* **Directive**: For the records that follow, return only the count of lines containing the string "structured".

--- BEGIN Excerpted data ---

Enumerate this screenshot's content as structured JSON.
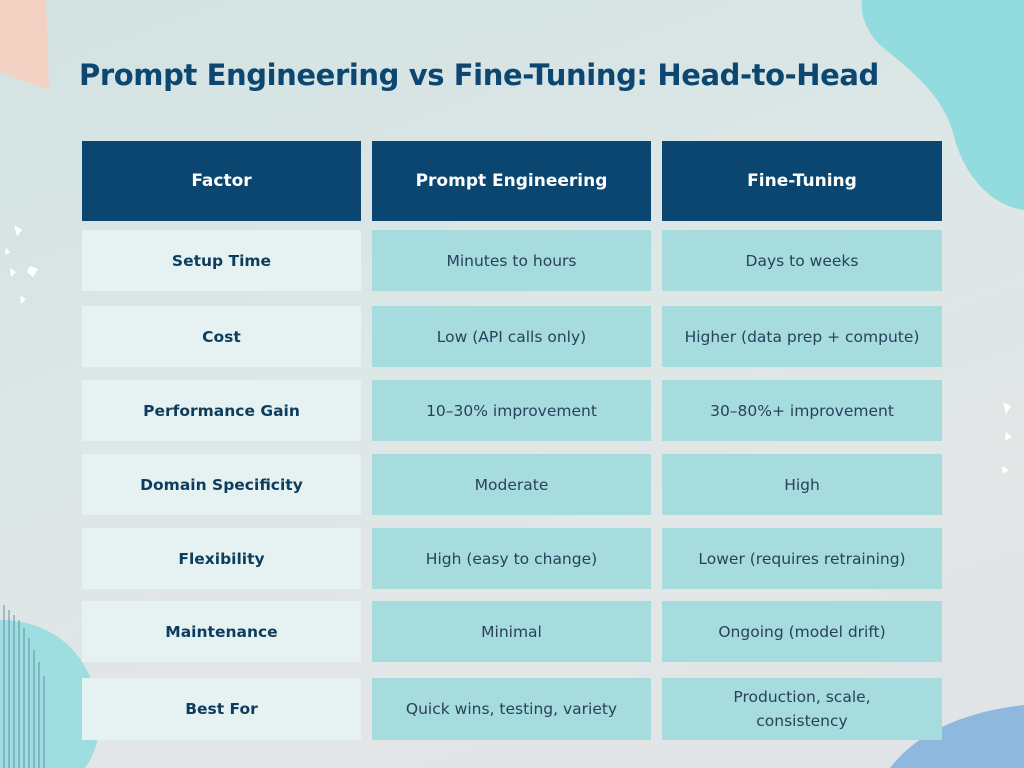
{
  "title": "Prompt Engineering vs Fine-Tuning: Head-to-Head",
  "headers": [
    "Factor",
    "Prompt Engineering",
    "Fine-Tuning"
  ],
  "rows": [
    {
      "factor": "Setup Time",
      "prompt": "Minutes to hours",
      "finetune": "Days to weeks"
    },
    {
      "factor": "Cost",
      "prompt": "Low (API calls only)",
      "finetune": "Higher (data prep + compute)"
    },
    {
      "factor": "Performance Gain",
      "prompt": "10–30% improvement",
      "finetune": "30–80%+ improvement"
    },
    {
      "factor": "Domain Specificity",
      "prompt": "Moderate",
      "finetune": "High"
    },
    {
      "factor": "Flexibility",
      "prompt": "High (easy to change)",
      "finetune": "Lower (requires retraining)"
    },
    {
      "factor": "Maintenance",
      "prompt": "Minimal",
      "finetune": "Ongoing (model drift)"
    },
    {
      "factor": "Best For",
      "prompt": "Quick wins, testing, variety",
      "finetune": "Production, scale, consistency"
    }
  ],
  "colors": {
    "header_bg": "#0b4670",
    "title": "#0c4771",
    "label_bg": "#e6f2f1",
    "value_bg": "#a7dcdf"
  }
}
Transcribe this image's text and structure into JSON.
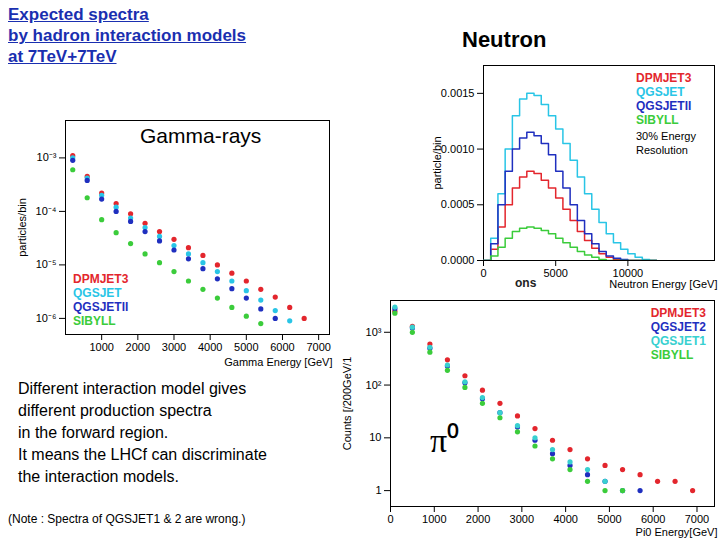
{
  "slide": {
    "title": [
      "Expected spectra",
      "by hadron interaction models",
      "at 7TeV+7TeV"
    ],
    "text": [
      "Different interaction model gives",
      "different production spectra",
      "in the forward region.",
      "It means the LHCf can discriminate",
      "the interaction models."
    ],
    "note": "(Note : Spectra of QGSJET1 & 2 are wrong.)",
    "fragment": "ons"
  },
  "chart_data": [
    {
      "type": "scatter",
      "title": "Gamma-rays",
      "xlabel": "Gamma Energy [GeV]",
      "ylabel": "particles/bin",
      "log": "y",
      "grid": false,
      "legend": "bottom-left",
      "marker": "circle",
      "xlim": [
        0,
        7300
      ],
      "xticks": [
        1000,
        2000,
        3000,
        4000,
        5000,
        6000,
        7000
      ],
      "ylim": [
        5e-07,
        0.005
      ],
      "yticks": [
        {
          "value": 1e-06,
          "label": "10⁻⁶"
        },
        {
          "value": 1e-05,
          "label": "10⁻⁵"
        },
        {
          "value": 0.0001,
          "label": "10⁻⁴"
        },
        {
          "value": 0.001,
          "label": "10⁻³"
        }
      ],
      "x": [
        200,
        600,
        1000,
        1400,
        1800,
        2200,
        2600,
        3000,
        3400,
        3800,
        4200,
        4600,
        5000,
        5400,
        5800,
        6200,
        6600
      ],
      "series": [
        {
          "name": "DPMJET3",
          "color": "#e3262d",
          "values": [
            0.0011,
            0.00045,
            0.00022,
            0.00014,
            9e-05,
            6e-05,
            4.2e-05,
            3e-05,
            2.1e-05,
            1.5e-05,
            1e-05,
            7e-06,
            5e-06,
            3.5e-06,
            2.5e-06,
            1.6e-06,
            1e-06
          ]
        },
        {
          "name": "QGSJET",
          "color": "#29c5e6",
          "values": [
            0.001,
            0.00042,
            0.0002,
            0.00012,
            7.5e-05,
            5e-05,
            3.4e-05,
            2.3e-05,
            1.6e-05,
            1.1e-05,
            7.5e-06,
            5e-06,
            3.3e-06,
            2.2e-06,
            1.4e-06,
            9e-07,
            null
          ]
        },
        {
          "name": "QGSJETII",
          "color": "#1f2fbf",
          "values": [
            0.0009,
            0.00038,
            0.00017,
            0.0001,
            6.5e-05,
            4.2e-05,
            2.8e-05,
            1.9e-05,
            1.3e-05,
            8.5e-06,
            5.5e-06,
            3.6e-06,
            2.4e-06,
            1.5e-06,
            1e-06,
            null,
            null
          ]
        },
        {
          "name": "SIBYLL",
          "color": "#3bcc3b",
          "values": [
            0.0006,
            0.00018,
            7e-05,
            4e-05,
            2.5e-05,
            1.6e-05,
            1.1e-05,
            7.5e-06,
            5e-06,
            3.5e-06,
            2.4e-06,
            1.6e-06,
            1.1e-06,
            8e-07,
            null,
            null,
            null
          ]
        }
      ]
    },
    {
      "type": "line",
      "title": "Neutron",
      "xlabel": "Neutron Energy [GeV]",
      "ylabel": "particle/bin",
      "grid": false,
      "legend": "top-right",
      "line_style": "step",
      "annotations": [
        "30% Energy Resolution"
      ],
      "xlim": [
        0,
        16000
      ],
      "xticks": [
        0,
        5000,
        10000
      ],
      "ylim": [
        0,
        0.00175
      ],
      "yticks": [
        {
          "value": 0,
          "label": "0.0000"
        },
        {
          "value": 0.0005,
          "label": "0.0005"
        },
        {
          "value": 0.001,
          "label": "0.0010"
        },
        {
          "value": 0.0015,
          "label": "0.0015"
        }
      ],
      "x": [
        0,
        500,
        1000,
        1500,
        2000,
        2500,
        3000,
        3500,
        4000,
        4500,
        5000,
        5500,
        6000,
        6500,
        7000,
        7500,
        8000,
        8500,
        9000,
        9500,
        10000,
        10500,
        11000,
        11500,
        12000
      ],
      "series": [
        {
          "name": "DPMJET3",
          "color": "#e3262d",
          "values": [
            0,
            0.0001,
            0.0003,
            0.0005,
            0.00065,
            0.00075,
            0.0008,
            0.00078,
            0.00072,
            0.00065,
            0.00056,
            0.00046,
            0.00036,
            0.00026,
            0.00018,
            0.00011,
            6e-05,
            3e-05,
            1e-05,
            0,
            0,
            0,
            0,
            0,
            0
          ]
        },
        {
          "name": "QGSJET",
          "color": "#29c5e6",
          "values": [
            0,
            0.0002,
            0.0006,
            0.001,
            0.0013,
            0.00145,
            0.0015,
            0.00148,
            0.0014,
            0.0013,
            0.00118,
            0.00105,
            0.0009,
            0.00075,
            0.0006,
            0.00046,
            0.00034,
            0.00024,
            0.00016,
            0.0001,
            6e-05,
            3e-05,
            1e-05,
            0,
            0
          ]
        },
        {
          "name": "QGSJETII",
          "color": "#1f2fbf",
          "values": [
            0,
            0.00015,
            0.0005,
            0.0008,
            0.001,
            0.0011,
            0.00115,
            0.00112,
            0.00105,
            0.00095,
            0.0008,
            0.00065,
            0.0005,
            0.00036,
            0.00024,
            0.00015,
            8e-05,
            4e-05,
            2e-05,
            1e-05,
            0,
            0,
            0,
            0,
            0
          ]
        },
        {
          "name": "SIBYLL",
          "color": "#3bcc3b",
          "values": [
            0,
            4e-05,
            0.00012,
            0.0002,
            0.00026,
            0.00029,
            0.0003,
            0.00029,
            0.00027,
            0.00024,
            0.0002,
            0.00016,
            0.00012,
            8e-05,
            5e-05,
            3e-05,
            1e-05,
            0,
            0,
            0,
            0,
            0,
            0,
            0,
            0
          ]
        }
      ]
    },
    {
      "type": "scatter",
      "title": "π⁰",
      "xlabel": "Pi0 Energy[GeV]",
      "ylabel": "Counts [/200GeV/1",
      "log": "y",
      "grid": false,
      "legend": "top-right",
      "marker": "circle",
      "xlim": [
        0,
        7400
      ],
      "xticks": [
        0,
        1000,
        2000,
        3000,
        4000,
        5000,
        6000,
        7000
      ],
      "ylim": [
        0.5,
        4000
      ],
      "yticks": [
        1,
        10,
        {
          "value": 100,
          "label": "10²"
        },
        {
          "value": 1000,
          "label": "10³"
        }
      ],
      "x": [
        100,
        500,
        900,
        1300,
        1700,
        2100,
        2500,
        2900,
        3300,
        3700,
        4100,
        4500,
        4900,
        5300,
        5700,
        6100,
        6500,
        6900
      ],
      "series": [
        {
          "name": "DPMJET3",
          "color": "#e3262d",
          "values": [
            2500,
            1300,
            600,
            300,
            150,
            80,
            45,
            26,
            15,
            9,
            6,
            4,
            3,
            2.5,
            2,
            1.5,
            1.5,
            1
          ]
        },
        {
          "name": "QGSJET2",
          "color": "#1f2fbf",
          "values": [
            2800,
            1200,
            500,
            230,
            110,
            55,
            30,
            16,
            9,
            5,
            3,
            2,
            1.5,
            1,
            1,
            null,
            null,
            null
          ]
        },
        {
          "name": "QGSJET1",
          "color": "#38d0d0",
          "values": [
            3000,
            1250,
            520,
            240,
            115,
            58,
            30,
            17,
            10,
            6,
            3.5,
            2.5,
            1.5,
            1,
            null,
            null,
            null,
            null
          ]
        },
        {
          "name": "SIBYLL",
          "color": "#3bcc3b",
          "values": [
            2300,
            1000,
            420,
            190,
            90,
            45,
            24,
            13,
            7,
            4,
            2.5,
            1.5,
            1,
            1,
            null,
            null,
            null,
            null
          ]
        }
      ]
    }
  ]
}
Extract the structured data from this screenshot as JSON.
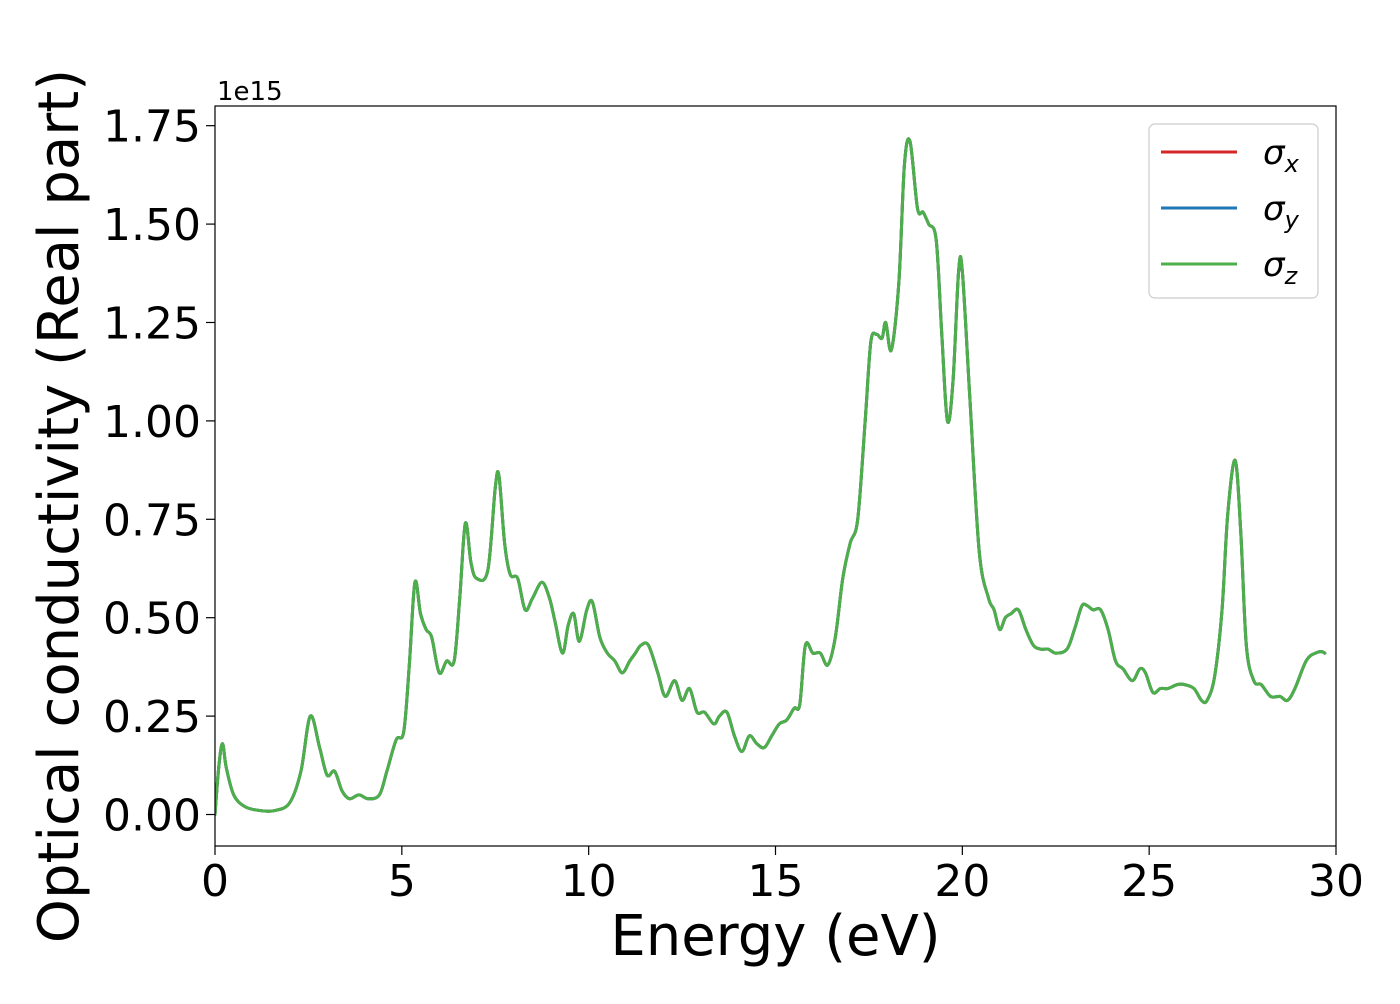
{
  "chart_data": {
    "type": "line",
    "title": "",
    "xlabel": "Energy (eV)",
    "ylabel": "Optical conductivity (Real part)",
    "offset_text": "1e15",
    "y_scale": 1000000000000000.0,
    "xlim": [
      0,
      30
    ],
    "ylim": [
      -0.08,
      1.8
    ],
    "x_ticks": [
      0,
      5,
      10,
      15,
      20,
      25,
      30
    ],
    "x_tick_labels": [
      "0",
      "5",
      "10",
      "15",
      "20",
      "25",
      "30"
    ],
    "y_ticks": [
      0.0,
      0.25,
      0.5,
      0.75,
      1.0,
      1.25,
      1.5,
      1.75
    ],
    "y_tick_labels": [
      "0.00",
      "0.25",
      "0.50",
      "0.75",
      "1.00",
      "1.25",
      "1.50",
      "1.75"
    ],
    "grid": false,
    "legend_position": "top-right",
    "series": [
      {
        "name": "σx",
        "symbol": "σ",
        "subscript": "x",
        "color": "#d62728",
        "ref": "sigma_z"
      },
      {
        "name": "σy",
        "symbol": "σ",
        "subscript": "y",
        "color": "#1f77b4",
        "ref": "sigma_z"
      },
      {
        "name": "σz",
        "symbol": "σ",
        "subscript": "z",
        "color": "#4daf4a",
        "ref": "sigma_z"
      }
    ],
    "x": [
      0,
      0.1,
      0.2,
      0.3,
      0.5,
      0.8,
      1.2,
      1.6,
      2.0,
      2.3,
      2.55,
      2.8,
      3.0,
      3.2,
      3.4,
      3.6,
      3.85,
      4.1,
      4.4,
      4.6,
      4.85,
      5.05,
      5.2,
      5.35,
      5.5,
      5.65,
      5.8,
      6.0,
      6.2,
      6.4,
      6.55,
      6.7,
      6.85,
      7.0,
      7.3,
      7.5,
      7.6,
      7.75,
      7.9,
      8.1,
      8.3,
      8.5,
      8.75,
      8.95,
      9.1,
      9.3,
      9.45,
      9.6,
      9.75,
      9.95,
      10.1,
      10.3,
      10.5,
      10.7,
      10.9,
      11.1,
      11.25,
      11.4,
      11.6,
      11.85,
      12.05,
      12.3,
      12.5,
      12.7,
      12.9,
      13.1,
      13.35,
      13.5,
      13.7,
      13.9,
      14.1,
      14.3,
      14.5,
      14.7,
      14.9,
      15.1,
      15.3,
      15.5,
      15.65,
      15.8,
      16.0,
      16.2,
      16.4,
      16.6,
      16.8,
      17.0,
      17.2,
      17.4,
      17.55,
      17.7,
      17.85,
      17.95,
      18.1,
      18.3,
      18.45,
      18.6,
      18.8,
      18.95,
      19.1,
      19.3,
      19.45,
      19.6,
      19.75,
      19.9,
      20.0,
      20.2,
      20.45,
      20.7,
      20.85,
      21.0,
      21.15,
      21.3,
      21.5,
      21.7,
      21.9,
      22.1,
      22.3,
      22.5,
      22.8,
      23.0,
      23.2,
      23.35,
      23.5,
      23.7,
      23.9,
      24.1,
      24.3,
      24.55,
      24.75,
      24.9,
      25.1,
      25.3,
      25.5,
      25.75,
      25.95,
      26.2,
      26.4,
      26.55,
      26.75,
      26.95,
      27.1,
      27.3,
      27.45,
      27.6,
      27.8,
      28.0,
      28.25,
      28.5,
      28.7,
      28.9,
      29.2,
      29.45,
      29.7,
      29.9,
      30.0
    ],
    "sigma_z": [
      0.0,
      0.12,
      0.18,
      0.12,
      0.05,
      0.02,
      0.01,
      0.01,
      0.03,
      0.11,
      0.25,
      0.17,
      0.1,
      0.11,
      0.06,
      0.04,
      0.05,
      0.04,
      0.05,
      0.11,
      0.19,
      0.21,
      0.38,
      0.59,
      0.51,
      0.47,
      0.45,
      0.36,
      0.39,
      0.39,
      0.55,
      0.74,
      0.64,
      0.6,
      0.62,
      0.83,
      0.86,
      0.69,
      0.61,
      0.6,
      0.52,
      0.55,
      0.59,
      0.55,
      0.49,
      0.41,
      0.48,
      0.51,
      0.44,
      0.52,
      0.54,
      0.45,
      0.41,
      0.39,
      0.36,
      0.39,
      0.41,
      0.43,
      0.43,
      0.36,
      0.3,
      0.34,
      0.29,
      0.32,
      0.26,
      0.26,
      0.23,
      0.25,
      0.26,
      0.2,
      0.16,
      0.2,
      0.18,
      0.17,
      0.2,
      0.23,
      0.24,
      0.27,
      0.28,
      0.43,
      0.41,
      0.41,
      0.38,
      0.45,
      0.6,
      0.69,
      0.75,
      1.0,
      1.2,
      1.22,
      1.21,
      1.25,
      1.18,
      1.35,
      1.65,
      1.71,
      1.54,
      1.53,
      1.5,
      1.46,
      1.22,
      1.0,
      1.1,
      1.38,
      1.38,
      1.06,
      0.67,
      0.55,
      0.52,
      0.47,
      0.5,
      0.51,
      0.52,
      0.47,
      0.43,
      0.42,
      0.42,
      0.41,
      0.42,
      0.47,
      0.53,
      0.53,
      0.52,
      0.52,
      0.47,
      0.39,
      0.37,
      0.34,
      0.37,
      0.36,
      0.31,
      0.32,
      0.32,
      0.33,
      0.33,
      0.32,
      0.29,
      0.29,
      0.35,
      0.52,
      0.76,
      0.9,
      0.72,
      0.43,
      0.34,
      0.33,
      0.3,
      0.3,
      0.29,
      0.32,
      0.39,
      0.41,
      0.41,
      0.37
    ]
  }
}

--- END Excerpted data ---

* **Written answer**: 2